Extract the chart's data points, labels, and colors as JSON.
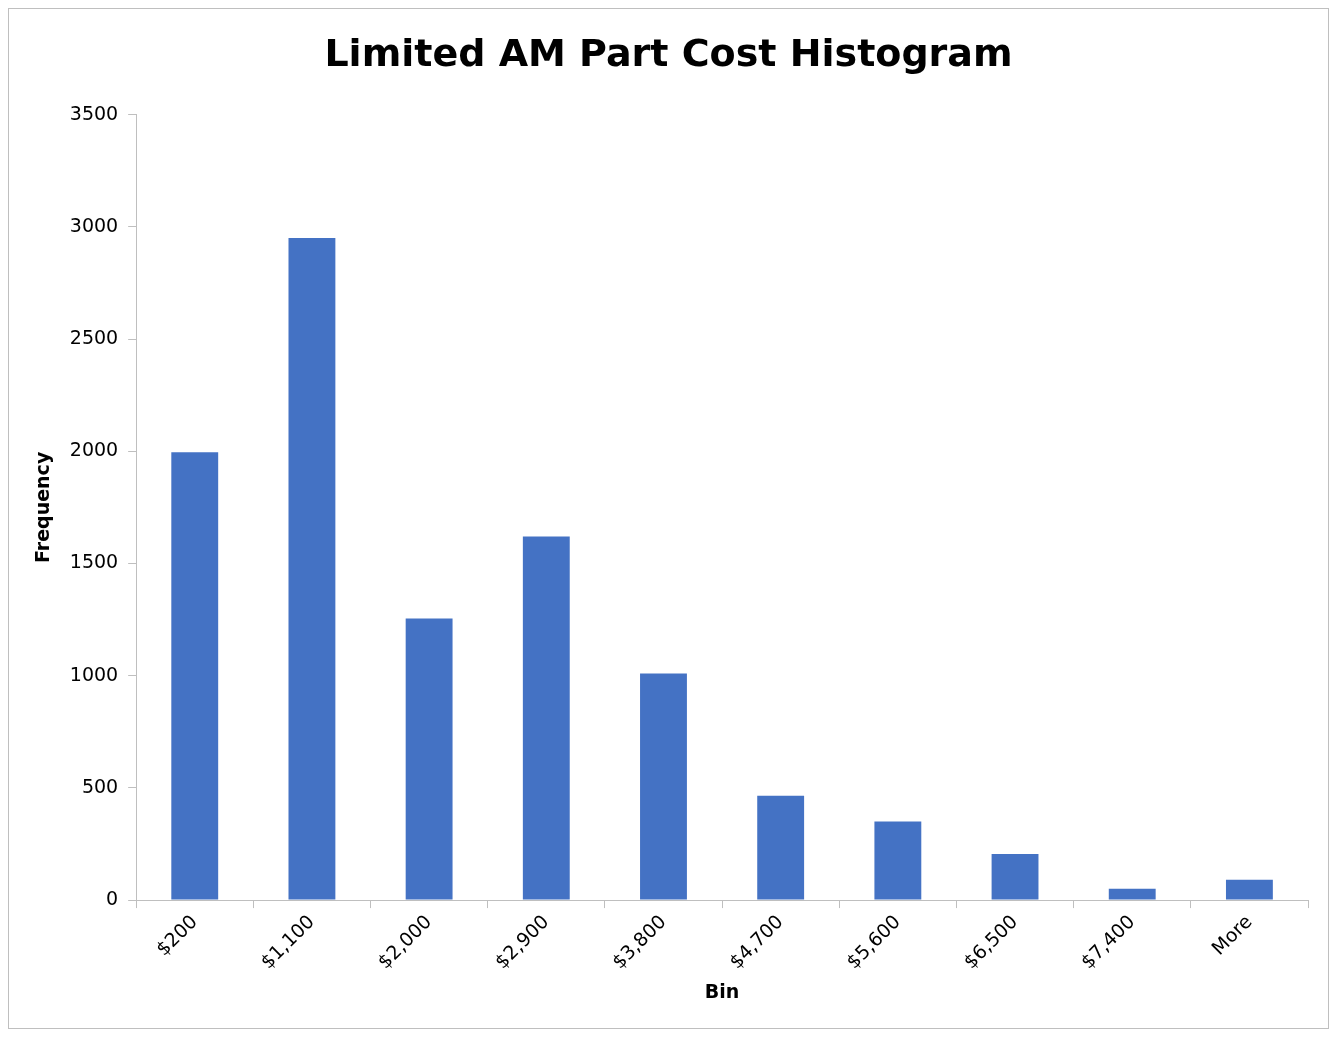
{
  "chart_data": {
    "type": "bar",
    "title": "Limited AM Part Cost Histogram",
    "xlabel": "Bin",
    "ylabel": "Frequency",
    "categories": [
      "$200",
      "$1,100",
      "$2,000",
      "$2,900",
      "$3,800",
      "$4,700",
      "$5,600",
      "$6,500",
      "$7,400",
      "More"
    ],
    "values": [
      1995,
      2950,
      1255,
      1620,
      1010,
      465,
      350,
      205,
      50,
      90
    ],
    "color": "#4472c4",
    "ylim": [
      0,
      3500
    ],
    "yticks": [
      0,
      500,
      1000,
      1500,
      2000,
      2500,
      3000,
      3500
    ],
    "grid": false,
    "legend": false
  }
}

- - - -

• **JOB**: In your copy of the records, include no pictures; repeat everything else exactly.

• **THE OUTPUT**:
Extract the chart's data points, labels, and colors as JSON.
{
  "chart_data": {
    "type": "bar",
    "title": "Limited AM Part Cost Histogram",
    "xlabel": "Bin",
    "ylabel": "Frequency",
    "categories": [
      "$200",
      "$1,100",
      "$2,000",
      "$2,900",
      "$3,800",
      "$4,700",
      "$5,600",
      "$6,500",
      "$7,400",
      "More"
    ],
    "values": [
      1995,
      2950,
      1255,
      1620,
      1010,
      465,
      350,
      205,
      50,
      90
    ],
    "color": "#4472c4",
    "ylim": [
      0,
      3500
    ],
    "yticks": [
      0,
      500,
      1000,
      1500,
      2000,
      2500,
      3000,
      3500
    ],
    "grid": false,
    "legend": false
  }
}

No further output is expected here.